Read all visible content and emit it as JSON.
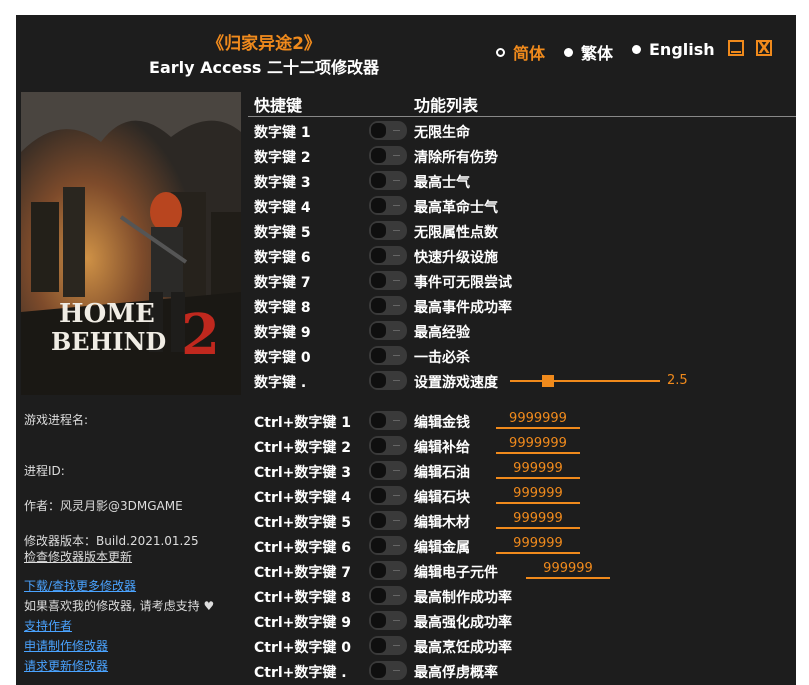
{
  "title": {
    "main": "《归家异途2》",
    "sub": "Early Access 二十二项修改器"
  },
  "languages": [
    {
      "label": "简体",
      "selected": true
    },
    {
      "label": "繁体",
      "selected": false
    },
    {
      "label": "English",
      "selected": false
    }
  ],
  "window_buttons": {
    "close_glyph": "X",
    "minimize_icon": "minimize-icon"
  },
  "header": {
    "hotkey": "快捷键",
    "functions": "功能列表"
  },
  "cover": {
    "logo_line1": "HOME",
    "logo_line2": "BEHIND",
    "logo_number": "2"
  },
  "info": {
    "process_name_label": "游戏进程名:",
    "process_id_label": "进程ID:",
    "author": "作者：风灵月影@3DMGAME",
    "version": "修改器版本：Build.2021.01.25",
    "check_update": "检查修改器版本更新",
    "download_more": "下载/查找更多修改器",
    "support_text": "如果喜欢我的修改器, 请考虑支持",
    "support_author": "支持作者",
    "request_trainer": "申请制作修改器",
    "request_update": "请求更新修改器"
  },
  "rows": [
    {
      "key": "数字键 1",
      "func": "无限生命"
    },
    {
      "key": "数字键 2",
      "func": "清除所有伤势"
    },
    {
      "key": "数字键 3",
      "func": "最高士气"
    },
    {
      "key": "数字键 4",
      "func": "最高革命士气"
    },
    {
      "key": "数字键 5",
      "func": "无限属性点数"
    },
    {
      "key": "数字键 6",
      "func": "快速升级设施"
    },
    {
      "key": "数字键 7",
      "func": "事件可无限尝试"
    },
    {
      "key": "数字键 8",
      "func": "最高事件成功率"
    },
    {
      "key": "数字键 9",
      "func": "最高经验"
    },
    {
      "key": "数字键 0",
      "func": "一击必杀"
    },
    {
      "key": "数字键 .",
      "func": "设置游戏速度",
      "slider_value": "2.5"
    },
    {
      "key": "Ctrl+数字键 1",
      "func": "编辑金钱",
      "value": "9999999"
    },
    {
      "key": "Ctrl+数字键 2",
      "func": "编辑补给",
      "value": "9999999"
    },
    {
      "key": "Ctrl+数字键 3",
      "func": "编辑石油",
      "value": "999999"
    },
    {
      "key": "Ctrl+数字键 4",
      "func": "编辑石块",
      "value": "999999"
    },
    {
      "key": "Ctrl+数字键 5",
      "func": "编辑木材",
      "value": "999999"
    },
    {
      "key": "Ctrl+数字键 6",
      "func": "编辑金属",
      "value": "999999"
    },
    {
      "key": "Ctrl+数字键 7",
      "func": "编辑电子元件",
      "value": "999999"
    },
    {
      "key": "Ctrl+数字键 8",
      "func": "最高制作成功率"
    },
    {
      "key": "Ctrl+数字键 9",
      "func": "最高强化成功率"
    },
    {
      "key": "Ctrl+数字键 0",
      "func": "最高烹饪成功率"
    },
    {
      "key": "Ctrl+数字键 .",
      "func": "最高俘虏概率"
    }
  ],
  "colors": {
    "accent": "#f08a1c",
    "background": "#1d1d1d",
    "link": "#4aa3ff"
  }
}
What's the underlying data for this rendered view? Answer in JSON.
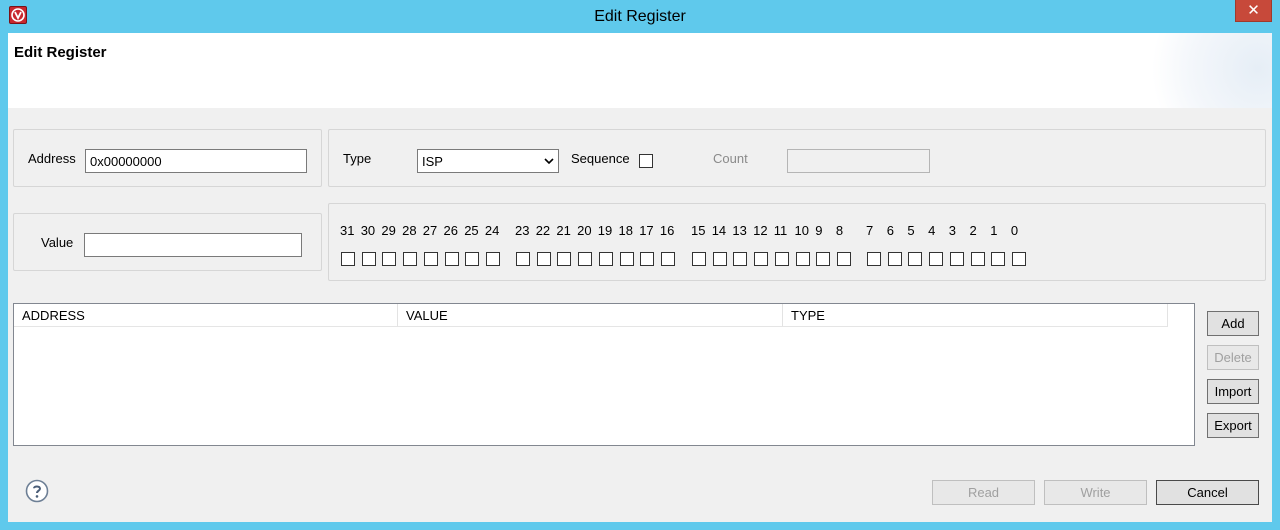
{
  "window": {
    "title": "Edit Register",
    "close_glyph": "✕"
  },
  "header": {
    "title": "Edit Register"
  },
  "address": {
    "label": "Address",
    "value": "0x00000000"
  },
  "type": {
    "label": "Type",
    "selected": "ISP"
  },
  "sequence": {
    "label": "Sequence",
    "checked": false
  },
  "count": {
    "label": "Count",
    "value": ""
  },
  "value_field": {
    "label": "Value",
    "value": ""
  },
  "bits": {
    "numbers": [
      "31",
      "30",
      "29",
      "28",
      "27",
      "26",
      "25",
      "24",
      "23",
      "22",
      "21",
      "20",
      "19",
      "18",
      "17",
      "16",
      "15",
      "14",
      "13",
      "12",
      "11",
      "10",
      "9",
      "8",
      "7",
      "6",
      "5",
      "4",
      "3",
      "2",
      "1",
      "0"
    ]
  },
  "table": {
    "columns": [
      "ADDRESS",
      "VALUE",
      "TYPE"
    ],
    "rows": []
  },
  "side_buttons": {
    "add": "Add",
    "delete": "Delete",
    "import": "Import",
    "export": "Export"
  },
  "footer": {
    "read": "Read",
    "write": "Write",
    "cancel": "Cancel"
  },
  "icons": {
    "app": "app-logo-icon",
    "help": "help-icon",
    "dropdown": "chevron-down-icon"
  },
  "colors": {
    "titlebar": "#5fc9ec",
    "close": "#c7493a",
    "app_icon": "#c8282e"
  }
}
......
■ **Work instructions**: Pull every line containing the word "Read" out of the material and copy it.

■ **Final result**:
Read all visible content and emit it as JSON.
    "read": "Read",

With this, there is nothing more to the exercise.